Saved data entries
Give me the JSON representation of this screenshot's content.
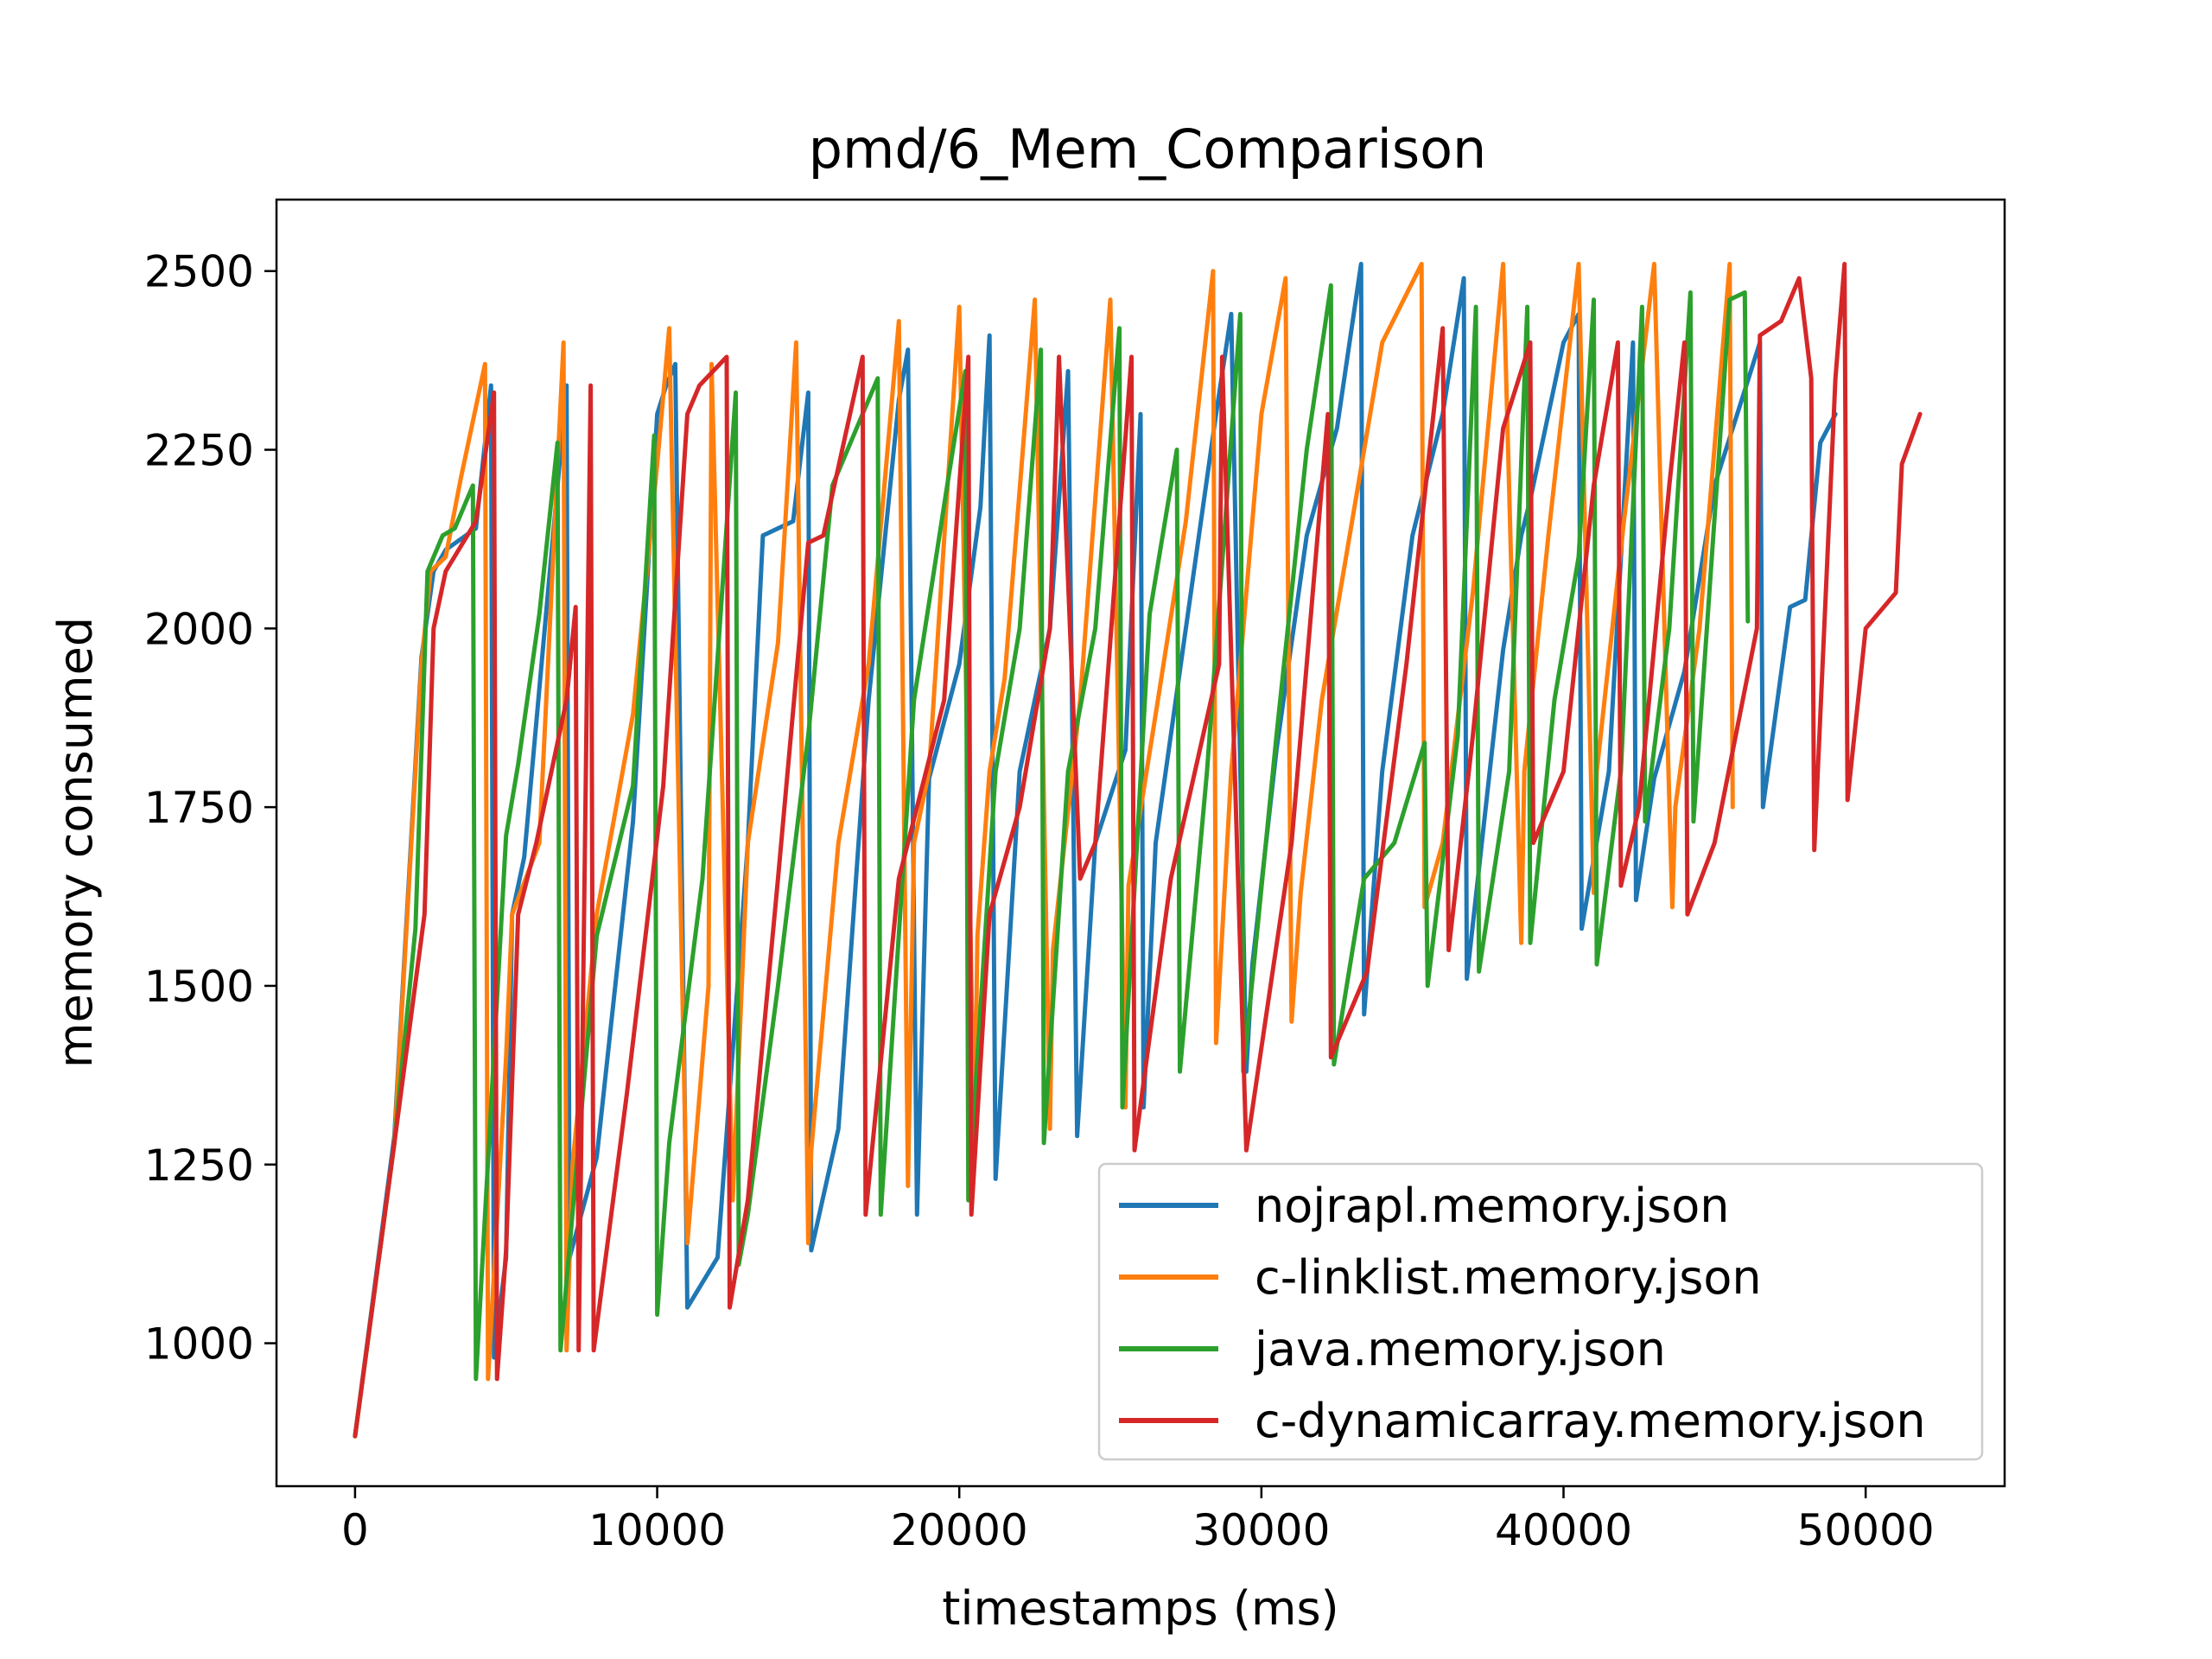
{
  "chart_data": {
    "type": "line",
    "title": "pmd/6_Mem_Comparison",
    "xlabel": "timestamps (ms)",
    "ylabel": "memory consumed",
    "xlim": [
      -2600,
      54600
    ],
    "ylim": [
      800,
      2600
    ],
    "xticks": [
      0,
      10000,
      20000,
      30000,
      40000,
      50000
    ],
    "xtick_labels": [
      "0",
      "10000",
      "20000",
      "30000",
      "40000",
      "50000"
    ],
    "yticks": [
      1000,
      1250,
      1500,
      1750,
      2000,
      2250,
      2500
    ],
    "ytick_labels": [
      "1000",
      "1250",
      "1500",
      "1750",
      "2000",
      "2250",
      "2500"
    ],
    "grid": false,
    "legend_position": "lower-right",
    "series": [
      {
        "name": "nojrapl.memory.json",
        "color": "#1f77b4",
        "x": [
          0,
          1300,
          2200,
          2600,
          3000,
          4000,
          4500,
          4600,
          5000,
          5200,
          5600,
          7000,
          7100,
          8000,
          9200,
          10000,
          10300,
          10600,
          11000,
          12000,
          13000,
          13500,
          14500,
          15000,
          15100,
          16000,
          17000,
          18000,
          18300,
          18600,
          19000,
          20000,
          20700,
          21000,
          21200,
          22000,
          23000,
          23600,
          23900,
          24500,
          25500,
          26000,
          26100,
          26500,
          27500,
          28500,
          29000,
          29500,
          29700,
          30500,
          31500,
          32500,
          33300,
          33400,
          34000,
          35000,
          36000,
          36700,
          36800,
          38000,
          38600,
          38900,
          40000,
          40500,
          40600,
          41500,
          42300,
          42400,
          43000,
          44000,
          45000,
          46500,
          46600,
          47500,
          48000,
          48500,
          49000
        ],
        "y": [
          870,
          1290,
          1960,
          2080,
          2110,
          2140,
          2340,
          980,
          1120,
          1600,
          1680,
          2340,
          1120,
          1260,
          1730,
          2300,
          2340,
          2370,
          1050,
          1120,
          1700,
          2130,
          2150,
          2330,
          1130,
          1300,
          1900,
          2320,
          2390,
          1180,
          1790,
          1950,
          2170,
          2410,
          1230,
          1800,
          2000,
          2360,
          1290,
          1700,
          1830,
          2300,
          1330,
          1700,
          2000,
          2300,
          2440,
          1380,
          1530,
          1830,
          2130,
          2280,
          2510,
          1460,
          1800,
          2130,
          2300,
          2490,
          1510,
          1970,
          2130,
          2180,
          2400,
          2440,
          1580,
          1800,
          2400,
          1620,
          1790,
          1940,
          2200,
          2400,
          1750,
          2030,
          2040,
          2260,
          2300
        ]
      },
      {
        "name": "c-linklist.memory.json",
        "color": "#ff7f0e",
        "x": [
          0,
          1300,
          2200,
          2500,
          3000,
          3500,
          4300,
          4400,
          5000,
          5200,
          6100,
          6900,
          7000,
          7200,
          8000,
          9200,
          10000,
          10400,
          11000,
          11700,
          11800,
          12500,
          13000,
          14000,
          14600,
          15000,
          15100,
          16000,
          17000,
          18000,
          18300,
          18500,
          19000,
          20000,
          20500,
          20600,
          21000,
          21500,
          22500,
          23000,
          23100,
          24000,
          25000,
          25500,
          25600,
          26500,
          27500,
          28400,
          28500,
          29000,
          30000,
          30800,
          31000,
          31300,
          32000,
          33000,
          34000,
          35300,
          35400,
          36000,
          37000,
          38000,
          38600,
          38700,
          39500,
          40500,
          41000,
          41100,
          42000,
          43000,
          43600,
          43700,
          44500,
          45500,
          45600
        ],
        "y": [
          870,
          1280,
          1950,
          2080,
          2100,
          2210,
          2370,
          950,
          1400,
          1600,
          1700,
          2400,
          990,
          1250,
          1600,
          1880,
          2230,
          2420,
          1140,
          1500,
          2370,
          1200,
          1700,
          1980,
          2400,
          1140,
          1270,
          1700,
          1950,
          2430,
          1220,
          1700,
          1800,
          2450,
          1270,
          1570,
          1800,
          1930,
          2460,
          1300,
          1550,
          1900,
          2460,
          1330,
          1640,
          1880,
          2150,
          2500,
          1420,
          1800,
          2300,
          2490,
          1450,
          1630,
          1900,
          2150,
          2400,
          2510,
          1610,
          1700,
          2050,
          2510,
          1560,
          1800,
          2130,
          2510,
          1630,
          1800,
          2150,
          2510,
          1610,
          1750,
          2000,
          2510,
          1750
        ]
      },
      {
        "name": "java.memory.json",
        "color": "#2ca02c",
        "x": [
          0,
          1300,
          2000,
          2400,
          2900,
          3300,
          3900,
          4000,
          5000,
          5400,
          6100,
          6700,
          6800,
          8000,
          9200,
          9900,
          10000,
          10400,
          11500,
          12600,
          12700,
          13000,
          14000,
          15000,
          15800,
          16800,
          17300,
          17400,
          18500,
          19600,
          20200,
          20300,
          21200,
          22000,
          22700,
          22800,
          23600,
          24500,
          25300,
          25400,
          26300,
          27200,
          27300,
          28200,
          29300,
          29400,
          30500,
          31500,
          32300,
          32400,
          33400,
          34400,
          35400,
          35500,
          36500,
          37100,
          37200,
          38200,
          38800,
          38900,
          39700,
          40500,
          41000,
          41100,
          41900,
          42600,
          42700,
          43500,
          44200,
          44300,
          45500,
          46000,
          46100
        ],
        "y": [
          870,
          1280,
          1580,
          2080,
          2130,
          2140,
          2200,
          950,
          1710,
          1810,
          2020,
          2260,
          990,
          1570,
          1780,
          2270,
          1040,
          1280,
          1650,
          2330,
          1110,
          1180,
          1500,
          1850,
          2200,
          2300,
          2350,
          1180,
          1900,
          2200,
          2360,
          1200,
          1800,
          2000,
          2390,
          1280,
          1800,
          2000,
          2420,
          1330,
          2020,
          2250,
          1380,
          1800,
          2440,
          1380,
          1850,
          2250,
          2480,
          1390,
          1650,
          1700,
          1840,
          1500,
          1850,
          2450,
          1520,
          1800,
          2450,
          1560,
          1900,
          2100,
          2460,
          1530,
          1800,
          2450,
          1730,
          2000,
          2470,
          1730,
          2460,
          2470,
          2010
        ]
      },
      {
        "name": "c-dynamicarray.memory.json",
        "color": "#d62728",
        "x": [
          0,
          1300,
          2300,
          2600,
          3000,
          4000,
          4600,
          4700,
          5000,
          5400,
          6000,
          7000,
          7300,
          7400,
          7800,
          7900,
          9000,
          10200,
          11000,
          11400,
          12300,
          12400,
          13000,
          14000,
          15000,
          15500,
          16800,
          16900,
          18000,
          19500,
          20300,
          20400,
          21000,
          22000,
          23000,
          23300,
          24000,
          24500,
          25700,
          25800,
          27000,
          28600,
          28700,
          29500,
          31000,
          32200,
          32300,
          33500,
          34800,
          36000,
          36200,
          37000,
          38000,
          38900,
          39000,
          40000,
          41000,
          41800,
          41900,
          42500,
          43500,
          44000,
          44100,
          45000,
          46400,
          46500,
          47200,
          47800,
          48200,
          48300,
          49000,
          49300,
          49400,
          50000,
          51000,
          51200,
          51800
        ],
        "y": [
          870,
          1280,
          1600,
          2000,
          2080,
          2150,
          2330,
          950,
          1130,
          1600,
          1700,
          1900,
          2030,
          990,
          2340,
          990,
          1350,
          1780,
          2300,
          2340,
          2380,
          1050,
          1200,
          1650,
          2120,
          2130,
          2380,
          1180,
          1650,
          1900,
          2380,
          1180,
          1600,
          1750,
          2000,
          2380,
          1650,
          1700,
          2380,
          1270,
          1650,
          1950,
          2380,
          1270,
          1700,
          2300,
          1400,
          1520,
          1950,
          2420,
          1550,
          1850,
          2280,
          2400,
          1700,
          1800,
          2200,
          2400,
          1640,
          1750,
          2200,
          2400,
          1600,
          1700,
          2000,
          2410,
          2430,
          2490,
          2350,
          1690,
          2350,
          2510,
          1760,
          2000,
          2050,
          2230,
          2300
        ]
      }
    ]
  }
}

• _Exercise_
From the entries above, extract every line where the word "color" appears.

• _Answer to this problem_
        "color": "#1f77b4",
        "color": "#ff7f0e",
        "color": "#2ca02c",
        "color": "#d62728",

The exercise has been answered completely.